Recorded data:

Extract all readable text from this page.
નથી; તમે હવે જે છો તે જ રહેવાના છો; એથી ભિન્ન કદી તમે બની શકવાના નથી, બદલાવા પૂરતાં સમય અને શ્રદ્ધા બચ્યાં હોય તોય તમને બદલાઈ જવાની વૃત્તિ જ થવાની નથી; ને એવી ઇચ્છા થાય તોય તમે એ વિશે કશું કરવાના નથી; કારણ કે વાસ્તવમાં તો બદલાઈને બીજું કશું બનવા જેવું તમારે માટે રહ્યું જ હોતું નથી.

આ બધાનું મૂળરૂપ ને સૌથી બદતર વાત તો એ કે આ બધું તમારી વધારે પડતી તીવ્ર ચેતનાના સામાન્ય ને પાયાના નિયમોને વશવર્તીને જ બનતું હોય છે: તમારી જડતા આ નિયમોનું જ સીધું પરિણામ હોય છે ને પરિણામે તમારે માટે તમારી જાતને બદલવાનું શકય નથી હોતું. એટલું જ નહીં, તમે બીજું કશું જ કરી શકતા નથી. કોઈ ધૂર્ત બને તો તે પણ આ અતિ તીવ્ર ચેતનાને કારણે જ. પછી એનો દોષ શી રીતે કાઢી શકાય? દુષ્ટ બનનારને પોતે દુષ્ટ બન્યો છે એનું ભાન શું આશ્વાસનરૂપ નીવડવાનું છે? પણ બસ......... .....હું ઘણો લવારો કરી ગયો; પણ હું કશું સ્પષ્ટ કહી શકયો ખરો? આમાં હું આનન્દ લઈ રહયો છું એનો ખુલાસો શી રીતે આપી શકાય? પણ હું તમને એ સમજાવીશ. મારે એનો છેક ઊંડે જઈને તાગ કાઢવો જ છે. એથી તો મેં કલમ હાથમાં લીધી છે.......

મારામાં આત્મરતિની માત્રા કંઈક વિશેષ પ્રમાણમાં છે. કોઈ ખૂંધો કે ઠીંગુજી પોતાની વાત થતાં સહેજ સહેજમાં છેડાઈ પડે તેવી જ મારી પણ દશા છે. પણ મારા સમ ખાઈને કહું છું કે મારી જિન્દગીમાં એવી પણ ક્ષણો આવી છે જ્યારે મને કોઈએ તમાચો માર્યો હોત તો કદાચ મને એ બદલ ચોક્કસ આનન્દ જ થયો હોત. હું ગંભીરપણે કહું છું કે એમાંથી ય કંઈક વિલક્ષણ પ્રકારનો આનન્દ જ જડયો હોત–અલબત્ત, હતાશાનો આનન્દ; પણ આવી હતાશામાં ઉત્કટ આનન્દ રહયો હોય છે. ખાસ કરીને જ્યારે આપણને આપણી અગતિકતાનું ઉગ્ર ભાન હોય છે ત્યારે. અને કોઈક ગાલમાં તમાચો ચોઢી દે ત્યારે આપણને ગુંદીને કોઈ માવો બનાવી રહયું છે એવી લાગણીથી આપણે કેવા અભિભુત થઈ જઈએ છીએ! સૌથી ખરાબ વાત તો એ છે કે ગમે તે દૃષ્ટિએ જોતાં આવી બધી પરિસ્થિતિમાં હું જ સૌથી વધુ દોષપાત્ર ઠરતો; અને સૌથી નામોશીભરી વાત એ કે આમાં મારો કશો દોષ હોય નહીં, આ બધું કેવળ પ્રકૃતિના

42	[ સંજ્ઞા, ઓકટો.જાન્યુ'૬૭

PROBLEM DESCRIPTION:
Please reproduce every line of the material word for word.

COMPLETED EXERCISE:
Extract all readable text from this page.
નથી; તમે હવે જે છો તે જ રહેવાના છો; એથી ભિન્ન કદી તમે બની શકવાના નથી, બદલાવા પૂરતાં સમય અને શ્રદ્ધા બચ્યાં હોય તોય તમને બદલાઈ જવાની વૃત્તિ જ થવાની નથી; ને એવી ઇચ્છા થાય તોય તમે એ વિશે કશું કરવાના નથી; કારણ કે વાસ્તવમાં તો બદલાઈને બીજું કશું બનવા જેવું તમારે માટે રહ્યું જ હોતું નથી.

આ બધાનું મૂળરૂપ ને સૌથી બદતર વાત તો એ કે આ બધું તમારી વધારે પડતી તીવ્ર ચેતનાના સામાન્ય ને પાયાના નિયમોને વશવર્તીને જ બનતું હોય છે: તમારી જડતા આ નિયમોનું જ સીધું પરિણામ હોય છે ને પરિણામે તમારે માટે તમારી જાતને બદલવાનું શકય નથી હોતું. એટલું જ નહીં, તમે બીજું કશું જ કરી શકતા નથી. કોઈ ધૂર્ત બને તો તે પણ આ અતિ તીવ્ર ચેતનાને કારણે જ. પછી એનો દોષ શી રીતે કાઢી શકાય? દુષ્ટ બનનારને પોતે દુષ્ટ બન્યો છે એનું ભાન શું આશ્વાસનરૂપ નીવડવાનું છે? પણ બસ......... .....હું ઘણો લવારો કરી ગયો; પણ હું કશું સ્પષ્ટ કહી શકયો ખરો? આમાં હું આનન્દ લઈ રહયો છું એનો ખુલાસો શી રીતે આપી શકાય? પણ હું તમને એ સમજાવીશ. મારે એનો છેક ઊંડે જઈને તાગ કાઢવો જ છે. એથી તો મેં કલમ હાથમાં લીધી છે.......

મારામાં આત્મરતિની માત્રા કંઈક વિશેષ પ્રમાણમાં છે. કોઈ ખૂંધો કે ઠીંગુજી પોતાની વાત થતાં સહેજ સહેજમાં છેડાઈ પડે તેવી જ મારી પણ દશા છે. પણ મારા સમ ખાઈને કહું છું કે મારી જિન્દગીમાં એવી પણ ક્ષણો આવી છે જ્યારે મને કોઈએ તમાચો માર્યો હોત તો કદાચ મને એ બદલ ચોક્કસ આનન્દ જ થયો હોત. હું ગંભીરપણે કહું છું કે એમાંથી ય કંઈક વિલક્ષણ પ્રકારનો આનન્દ જ જડયો હોત–અલબત્ત, હતાશાનો આનન્દ; પણ આવી હતાશામાં ઉત્કટ આનન્દ રહયો હોય છે. ખાસ કરીને જ્યારે આપણને આપણી અગતિકતાનું ઉગ્ર ભાન હોય છે ત્યારે. અને કોઈક ગાલમાં તમાચો ચોઢી દે ત્યારે આપણને ગુંદીને કોઈ માવો બનાવી રહયું છે એવી લાગણીથી આપણે કેવા અભિભુત થઈ જઈએ છીએ! સૌથી ખરાબ વાત તો એ છે કે ગમે તે દૃષ્ટિએ જોતાં આવી બધી પરિસ્થિતિમાં હું જ સૌથી વધુ દોષપાત્ર ઠરતો; અને સૌથી નામોશીભરી વાત એ કે આમાં મારો કશો દોષ હોય નહીં, આ બધું કેવળ પ્રકૃતિના

42	[ સંજ્ઞા, ઓકટો.જાન્યુ'૬૭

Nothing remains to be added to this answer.